**THE EXERCISE:** Return the records that follow unaltered. Omit every picture.

** Begin GIVEN RECORDS **

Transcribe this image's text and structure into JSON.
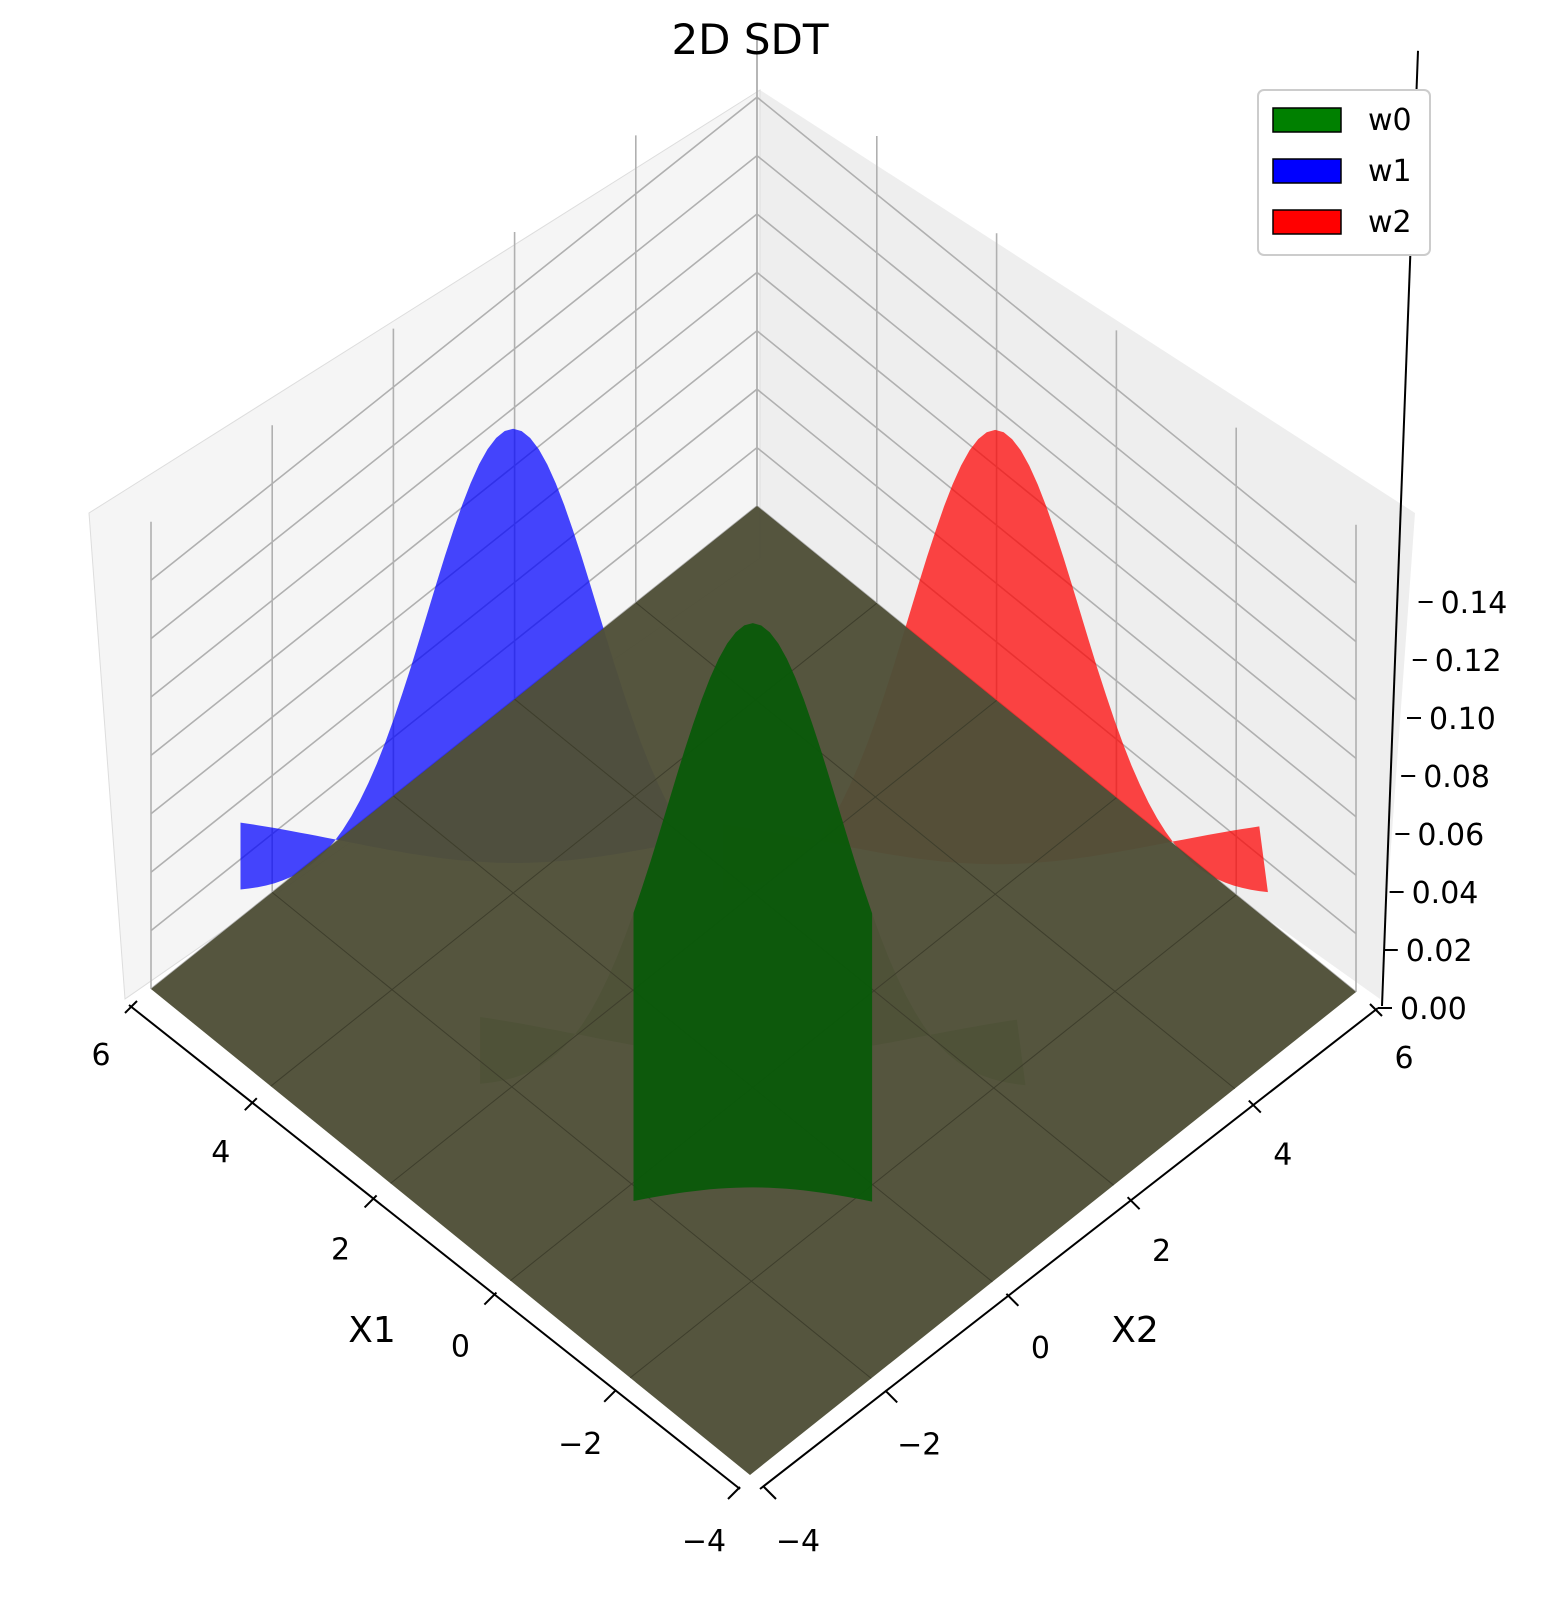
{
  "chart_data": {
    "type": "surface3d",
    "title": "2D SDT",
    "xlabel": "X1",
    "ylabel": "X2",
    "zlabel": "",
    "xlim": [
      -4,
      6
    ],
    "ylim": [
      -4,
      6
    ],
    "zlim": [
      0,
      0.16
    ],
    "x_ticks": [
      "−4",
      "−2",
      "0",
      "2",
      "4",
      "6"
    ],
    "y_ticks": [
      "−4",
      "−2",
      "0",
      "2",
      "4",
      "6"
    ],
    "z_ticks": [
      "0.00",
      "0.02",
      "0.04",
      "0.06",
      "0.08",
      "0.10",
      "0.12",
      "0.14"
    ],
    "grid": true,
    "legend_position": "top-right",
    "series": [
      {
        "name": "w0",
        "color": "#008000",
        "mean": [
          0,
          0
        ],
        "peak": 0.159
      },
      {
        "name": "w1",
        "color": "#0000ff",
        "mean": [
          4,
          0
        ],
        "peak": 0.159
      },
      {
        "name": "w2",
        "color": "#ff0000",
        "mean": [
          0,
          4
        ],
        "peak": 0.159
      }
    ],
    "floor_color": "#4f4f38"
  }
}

** End GIVEN RECORDS **

**TASK RESULT:**
Transcribe this image's text and structure into JSON.
{
  "chart_data": {
    "type": "surface3d",
    "title": "2D SDT",
    "xlabel": "X1",
    "ylabel": "X2",
    "zlabel": "",
    "xlim": [
      -4,
      6
    ],
    "ylim": [
      -4,
      6
    ],
    "zlim": [
      0,
      0.16
    ],
    "x_ticks": [
      "−4",
      "−2",
      "0",
      "2",
      "4",
      "6"
    ],
    "y_ticks": [
      "−4",
      "−2",
      "0",
      "2",
      "4",
      "6"
    ],
    "z_ticks": [
      "0.00",
      "0.02",
      "0.04",
      "0.06",
      "0.08",
      "0.10",
      "0.12",
      "0.14"
    ],
    "grid": true,
    "legend_position": "top-right",
    "series": [
      {
        "name": "w0",
        "color": "#008000",
        "mean": [
          0,
          0
        ],
        "peak": 0.159
      },
      {
        "name": "w1",
        "color": "#0000ff",
        "mean": [
          4,
          0
        ],
        "peak": 0.159
      },
      {
        "name": "w2",
        "color": "#ff0000",
        "mean": [
          0,
          4
        ],
        "peak": 0.159
      }
    ],
    "floor_color": "#4f4f38"
  }
}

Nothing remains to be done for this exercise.